───── Text section ─────
Topic: All those new mod_rewrite rules in 1.3dev .htaccess?

I was just browsing the dev tree for v1.3, and noticed the new .htaccess in the /extras folder.

There are quite a few new rewrite rules in there, like:

RewriteRule ^topic/([0-9]+)/page/([0-9]+)/?$ viewtopic.php?id=$1&p=$2 [L,NC]

They seem to be there to allow search engine friendly URLs, I guess.

I have a few questions:

(a) Will they slow down a site that uses them? There are quite a few rules - over 50 - for Apache to parse in there. Is there a server load issue users should be aware of?

(b) Have you tested them on a server with mod_security running?

As to (b), sometimes mod_security and mod_rewrite can interfere with each other, since they both want to do URL parsing/filtering.

If mod_security parses the URL first, and a user has a aggressive or very specific set of rules enabled, theoretically mod_security can mangle/rewrite/'normalise' a URL request that mod_rewrite may be expected to act upon.

While I am not sure exactly of the sequencing of how Apache processes new URL requests if both modules are loaded in RAM at web server startup, I suspect the load sequence of modules in httpd.conf has some influence on how URL requests are processed by Apache.

So you might perhaps want to make a recommendation to users to make sure mod_rewrite is loaded up in httpd.conf before mod_security is, so that perhaps mod_rewrite gets to have a go at the URL first, and mod_security only gets to work with the result.

2

Re: All those new mod_rewrite rules in 1.3dev .htaccess?

I don't see what users acctually get with URLs like "topics/222/page/2/", beacuse Google will index Punbb default URLs as well, and since there is a Google Sitemap mod I don't see any need for this if the webmaster wont be able to male URLs SEO friendly (add some text to them).

If the rules are well writen (most used rules at the begining with a flag telling Apache not to parse any more rules) 50 rules won't be a big overhead to the server.

http://www.info-mob.com/forum/ - Croatian forum only, don't bother if you don't speak Croatian :)

Re: All those new mod_rewrite rules in 1.3dev .htaccess?

sirena wrote:

(a) Will they slow down a site that uses them? There are quite a few rules - over 50 - for Apache to parse in there. Is there a server load issue users should be aware of?

I really don't know. They will of course add some overhead, but I doubt Apache parses the rules every time. It will of course have to execute the regular expressions but the actual parsing must be cached.

I will keep the mod_security problem in mind. However, it's more a server configuration issue than a PunBB issue. Most users run their forums hosted by large hosting companies and one must assume they are aware of the issue.

"Programming is like sex: one mistake and you have to support it for the rest of your life."

Re: All those new mod_rewrite rules in 1.3dev .htaccess?

I feel not so confortable to use such a .htaccess (but maybe I'm wrong), so I suggest a method that implies only one rewrite rule and a new php file.

The rewrite rule is generic, like this one (to be optimized, with the right matching-option for each field):
(thi example is only for topic, post and forum viewing, to be extended)

RewriteRule ^(forum|topic|post)/?([A-Za-z0-9-]*)/?([A-Za-z0-9-]*)/?$ rewriter.php?rewriteselector=$1&id=$2&p=$3 [PT,NC]

I've called the new file rewriter.php. It contains a switch-case clause to include the right php file and do some variabile rewriting if necessary (like traslating the id in a pid if viewing a post).
─────
# Goal 1
Copy the rows word for word, starting at the line that has "Give me the" and ending after the line that has "List UI elements". Leave the pictures out.
# Goal 2
Carry on the forum thread about the new mod_rewrite rules, picking up after its last sentence.
───── Records provided ─────
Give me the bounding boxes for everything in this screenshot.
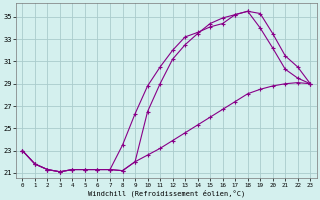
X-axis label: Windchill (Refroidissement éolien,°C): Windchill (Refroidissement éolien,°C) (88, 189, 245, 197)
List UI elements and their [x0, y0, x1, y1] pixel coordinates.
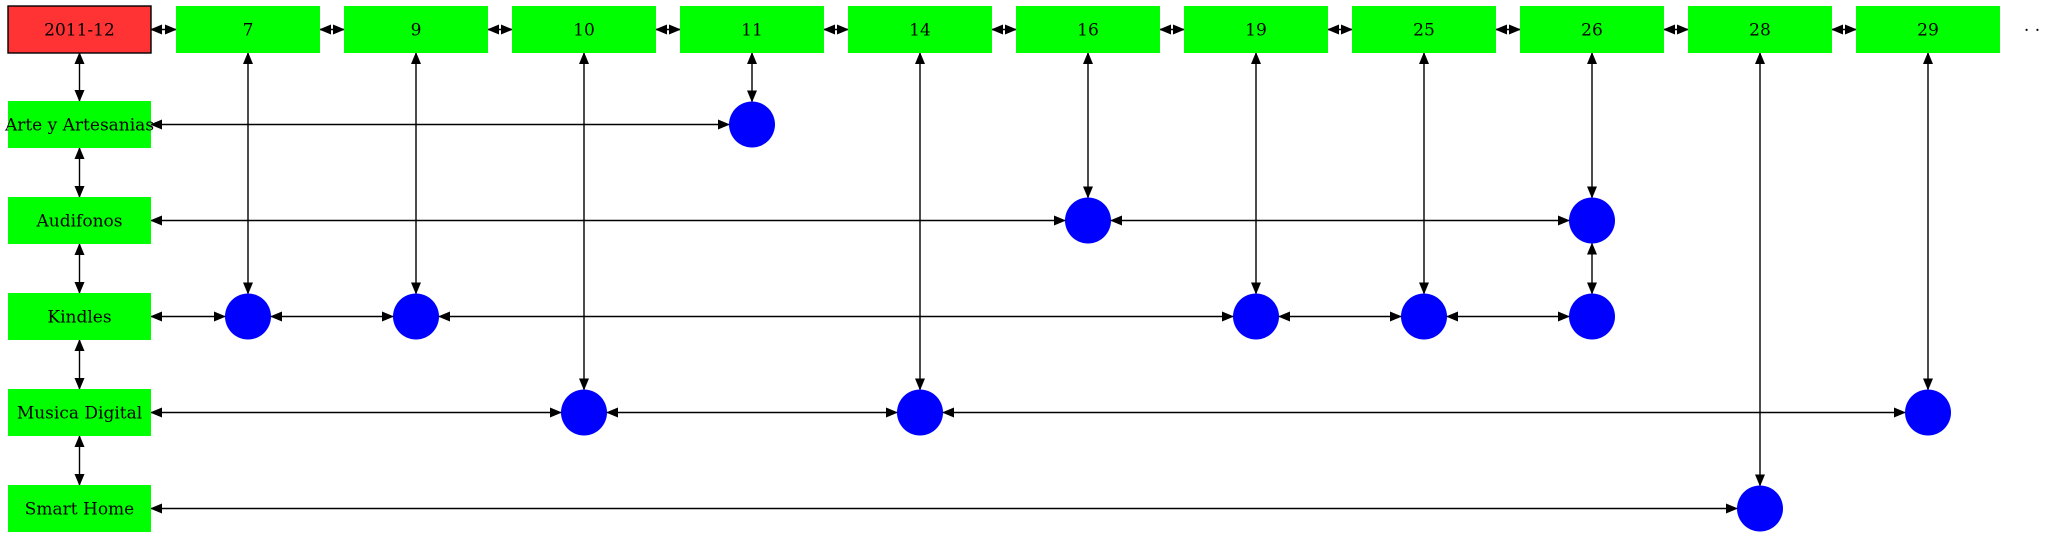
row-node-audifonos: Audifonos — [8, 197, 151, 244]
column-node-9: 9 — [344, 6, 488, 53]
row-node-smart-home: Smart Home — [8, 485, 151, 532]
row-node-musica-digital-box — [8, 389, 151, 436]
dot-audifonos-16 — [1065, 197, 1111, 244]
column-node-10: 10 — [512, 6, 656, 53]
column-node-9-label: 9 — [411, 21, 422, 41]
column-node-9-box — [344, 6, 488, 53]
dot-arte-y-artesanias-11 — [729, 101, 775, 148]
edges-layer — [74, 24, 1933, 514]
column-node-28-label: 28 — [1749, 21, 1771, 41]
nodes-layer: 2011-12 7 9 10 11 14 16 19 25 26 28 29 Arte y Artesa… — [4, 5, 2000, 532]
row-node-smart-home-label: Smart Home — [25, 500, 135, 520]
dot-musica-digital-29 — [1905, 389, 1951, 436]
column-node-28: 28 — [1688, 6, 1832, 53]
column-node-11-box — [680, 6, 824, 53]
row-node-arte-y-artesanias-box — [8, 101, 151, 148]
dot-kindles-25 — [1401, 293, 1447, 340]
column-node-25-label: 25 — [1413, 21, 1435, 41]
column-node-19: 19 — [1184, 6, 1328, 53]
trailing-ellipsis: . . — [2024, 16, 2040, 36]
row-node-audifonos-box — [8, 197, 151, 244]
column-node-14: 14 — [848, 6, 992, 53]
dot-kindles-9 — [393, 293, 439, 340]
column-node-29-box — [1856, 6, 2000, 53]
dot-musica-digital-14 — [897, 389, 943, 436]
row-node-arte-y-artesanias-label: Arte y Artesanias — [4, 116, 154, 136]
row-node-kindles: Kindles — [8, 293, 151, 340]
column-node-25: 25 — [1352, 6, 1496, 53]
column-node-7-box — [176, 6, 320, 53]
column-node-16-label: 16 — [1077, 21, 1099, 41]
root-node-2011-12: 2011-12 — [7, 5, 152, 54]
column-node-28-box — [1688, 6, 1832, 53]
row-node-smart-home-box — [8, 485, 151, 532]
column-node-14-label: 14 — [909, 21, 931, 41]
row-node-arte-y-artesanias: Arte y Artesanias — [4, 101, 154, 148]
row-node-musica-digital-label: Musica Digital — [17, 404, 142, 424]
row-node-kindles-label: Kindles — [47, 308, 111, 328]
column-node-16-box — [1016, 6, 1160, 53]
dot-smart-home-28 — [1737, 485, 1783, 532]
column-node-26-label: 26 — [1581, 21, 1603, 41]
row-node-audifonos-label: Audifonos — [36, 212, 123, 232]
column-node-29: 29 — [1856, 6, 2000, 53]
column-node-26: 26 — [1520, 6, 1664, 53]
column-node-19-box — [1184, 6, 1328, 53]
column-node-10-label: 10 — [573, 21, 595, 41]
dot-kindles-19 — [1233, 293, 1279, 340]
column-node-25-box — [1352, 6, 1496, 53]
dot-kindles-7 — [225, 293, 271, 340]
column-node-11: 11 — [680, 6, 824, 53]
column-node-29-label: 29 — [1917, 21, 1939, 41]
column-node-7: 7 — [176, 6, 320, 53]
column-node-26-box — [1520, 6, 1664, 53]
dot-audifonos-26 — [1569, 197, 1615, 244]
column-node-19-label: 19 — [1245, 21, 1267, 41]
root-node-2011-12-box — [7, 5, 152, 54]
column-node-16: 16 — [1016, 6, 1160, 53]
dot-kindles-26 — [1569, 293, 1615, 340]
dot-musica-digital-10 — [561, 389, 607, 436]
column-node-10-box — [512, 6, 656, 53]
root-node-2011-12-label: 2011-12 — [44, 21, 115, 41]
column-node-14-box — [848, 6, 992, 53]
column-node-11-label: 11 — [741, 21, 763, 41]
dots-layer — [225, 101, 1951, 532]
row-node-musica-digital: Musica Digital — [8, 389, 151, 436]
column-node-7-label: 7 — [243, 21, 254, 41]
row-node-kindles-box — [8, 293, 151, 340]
─────
───── Records provided ─────
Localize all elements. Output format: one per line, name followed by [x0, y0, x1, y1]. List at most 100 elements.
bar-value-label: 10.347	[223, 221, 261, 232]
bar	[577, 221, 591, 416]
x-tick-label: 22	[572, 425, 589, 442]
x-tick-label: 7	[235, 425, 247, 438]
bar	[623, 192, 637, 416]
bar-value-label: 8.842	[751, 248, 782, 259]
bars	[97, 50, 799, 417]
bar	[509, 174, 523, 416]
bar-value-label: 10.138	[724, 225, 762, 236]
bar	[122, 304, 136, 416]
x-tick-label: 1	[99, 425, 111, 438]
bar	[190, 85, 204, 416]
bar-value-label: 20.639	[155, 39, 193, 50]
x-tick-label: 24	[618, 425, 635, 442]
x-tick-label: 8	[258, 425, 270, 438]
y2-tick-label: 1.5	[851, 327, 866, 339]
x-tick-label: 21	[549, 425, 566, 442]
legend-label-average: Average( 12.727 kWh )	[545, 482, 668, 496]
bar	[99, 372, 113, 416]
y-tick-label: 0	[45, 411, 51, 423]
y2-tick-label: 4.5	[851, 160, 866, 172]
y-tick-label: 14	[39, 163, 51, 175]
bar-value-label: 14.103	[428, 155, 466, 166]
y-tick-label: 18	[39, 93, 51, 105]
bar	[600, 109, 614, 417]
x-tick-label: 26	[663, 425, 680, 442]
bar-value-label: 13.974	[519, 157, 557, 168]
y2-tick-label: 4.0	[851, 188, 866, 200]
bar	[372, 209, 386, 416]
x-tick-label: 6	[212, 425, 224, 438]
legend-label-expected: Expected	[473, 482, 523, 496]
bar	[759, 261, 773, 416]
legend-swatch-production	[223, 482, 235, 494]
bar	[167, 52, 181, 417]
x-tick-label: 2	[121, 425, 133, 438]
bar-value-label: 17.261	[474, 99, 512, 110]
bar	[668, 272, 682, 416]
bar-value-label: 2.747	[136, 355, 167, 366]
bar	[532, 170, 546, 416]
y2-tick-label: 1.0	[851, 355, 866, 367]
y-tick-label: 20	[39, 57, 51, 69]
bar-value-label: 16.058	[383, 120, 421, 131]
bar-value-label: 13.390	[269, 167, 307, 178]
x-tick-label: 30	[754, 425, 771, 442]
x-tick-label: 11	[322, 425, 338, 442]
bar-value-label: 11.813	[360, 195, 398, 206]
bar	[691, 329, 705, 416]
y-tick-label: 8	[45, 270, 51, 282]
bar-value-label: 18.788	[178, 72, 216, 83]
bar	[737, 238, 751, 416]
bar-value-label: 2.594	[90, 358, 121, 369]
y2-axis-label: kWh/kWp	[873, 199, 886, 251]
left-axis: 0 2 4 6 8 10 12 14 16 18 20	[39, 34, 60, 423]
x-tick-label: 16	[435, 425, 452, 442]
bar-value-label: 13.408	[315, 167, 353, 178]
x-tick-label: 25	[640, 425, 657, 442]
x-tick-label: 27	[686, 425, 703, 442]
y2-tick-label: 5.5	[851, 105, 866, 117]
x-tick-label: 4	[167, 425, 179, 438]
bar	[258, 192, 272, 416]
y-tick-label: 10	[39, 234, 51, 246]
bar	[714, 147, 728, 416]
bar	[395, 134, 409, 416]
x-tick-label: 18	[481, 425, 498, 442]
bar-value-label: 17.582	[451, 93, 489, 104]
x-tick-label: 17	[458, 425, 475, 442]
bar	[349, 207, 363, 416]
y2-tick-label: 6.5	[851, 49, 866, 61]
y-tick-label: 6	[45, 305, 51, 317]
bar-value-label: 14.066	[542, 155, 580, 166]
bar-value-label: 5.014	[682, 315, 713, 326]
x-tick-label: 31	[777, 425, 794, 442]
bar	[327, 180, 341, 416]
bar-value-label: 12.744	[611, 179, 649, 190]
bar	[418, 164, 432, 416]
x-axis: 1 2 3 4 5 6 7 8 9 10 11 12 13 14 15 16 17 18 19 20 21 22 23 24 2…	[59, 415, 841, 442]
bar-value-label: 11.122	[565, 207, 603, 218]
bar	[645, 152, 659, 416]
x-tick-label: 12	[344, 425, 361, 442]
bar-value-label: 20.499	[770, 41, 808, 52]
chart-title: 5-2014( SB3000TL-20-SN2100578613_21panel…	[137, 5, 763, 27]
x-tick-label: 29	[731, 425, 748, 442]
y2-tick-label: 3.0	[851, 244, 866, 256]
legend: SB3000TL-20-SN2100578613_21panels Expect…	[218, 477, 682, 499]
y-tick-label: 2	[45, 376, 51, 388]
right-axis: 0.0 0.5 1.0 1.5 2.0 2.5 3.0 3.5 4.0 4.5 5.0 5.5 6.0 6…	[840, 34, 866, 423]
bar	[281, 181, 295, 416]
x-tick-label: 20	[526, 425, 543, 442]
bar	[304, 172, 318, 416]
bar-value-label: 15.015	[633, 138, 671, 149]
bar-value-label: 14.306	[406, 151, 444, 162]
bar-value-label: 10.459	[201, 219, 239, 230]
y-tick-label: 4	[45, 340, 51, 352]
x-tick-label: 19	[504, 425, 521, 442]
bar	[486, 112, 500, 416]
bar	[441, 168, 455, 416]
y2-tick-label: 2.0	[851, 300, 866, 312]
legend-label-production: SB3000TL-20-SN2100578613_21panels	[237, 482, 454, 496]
─────
# Final answer 1
Give me the bounding boxes for everything in this screenshot.
X-axis label: Windchill (Refroidissement éolien,°C): Windchill (Refroidissement éolien,°C) (88, 189, 245, 197)
List UI elements and their [x0, y0, x1, y1] pixel coordinates.

# Final answer 2
switch($rewriteselector){
case 'forum':include('vewforum.php');
break;
case 'topic':include('viewtopic.php');
break;
case 'post':$_GET['pid']=$_GET['id'];
include('viewtopic.php');
break;
default: include('index.php');
break;
}

I see no drawbacks in this system, and I think this should be faster than the actual htaccess, but I'm really new to punBB, so maybe I've not seen the problems of this approach.
What do you think about this idea?

Mike

Re: All those new mod_rewrite rules in 1.3dev .htaccess?

you can create a rewrite map that does the exact same thing as your rewriter.php and does so inside the rewrite process.

whether the rerouting is done internally in apache, or externally through one homogeneous php script, its still doing the same thing, and I'd tend to bet on apache's solution being the faster implementation.

I've seen diagrams of apache's request routing and whether or not you use the rewrite rules, that request goes through the same process, so adding 1 step to your page loading I'd think wouldn't be that you'd notice.

6 (edited by guardian34 2006-12-19 01:45)

Re: All those new mod_rewrite rules in 1.3dev .htaccess?

sirena wrote:

(a) Will they slow down a site that uses them? There are quite a few rules - over 50 - for Apache to parse in there. Is there a server load issue users should be aware of?

AFAIK, it probably won't be parsing all 50 rules every time; the [L] flag should stop the parsing after the correct rule has been found for that URL.

Edit: miketk, why not use three rules for that? Like MadHatter said, something has to do the work; Why do you think a php file would do any better? (Odds are that php is being run through an apache module too.)

Re: All those new mod_rewrite rules in 1.3dev .htaccess?

@guardian34: I thought that a regex evaluation could be more resource expensive than a switch-case clause, so I was asking. Do you or MadHatter have some links on this topic? I've searched online but I found nothing that compares those different ways.
Thanks,

Mike

Re: All those new mod_rewrite rules in 1.3dev .htaccess?

miketk, isn't your above rule using a regex?

Re: All those new mod_rewrite rules in 1.3dev .htaccess?

its going to use a regex regardless.  that is just the way it evaluates the match pattern, so even if you have an exact match pattern (meaning no actual matching patterns) its still going to use regex.  and as mentioned the [L] parameter specifies that a correct match will be the last one tested (much like a break in a switch statement).  since switch is implemented as a test condition (like an if statement) on the machine level, yes, technically a switch would be "faster" though not as efficient and a verbose matching syntax (which is why regex exist in the first place), because to test the complex conditions that regex can handle, you're going to go through the same test cases regardless if you have a huge switch statement or a simple regex pattern.

this is the official documentation for the rewrite engine.  I think how it works is pretty plainly stated there.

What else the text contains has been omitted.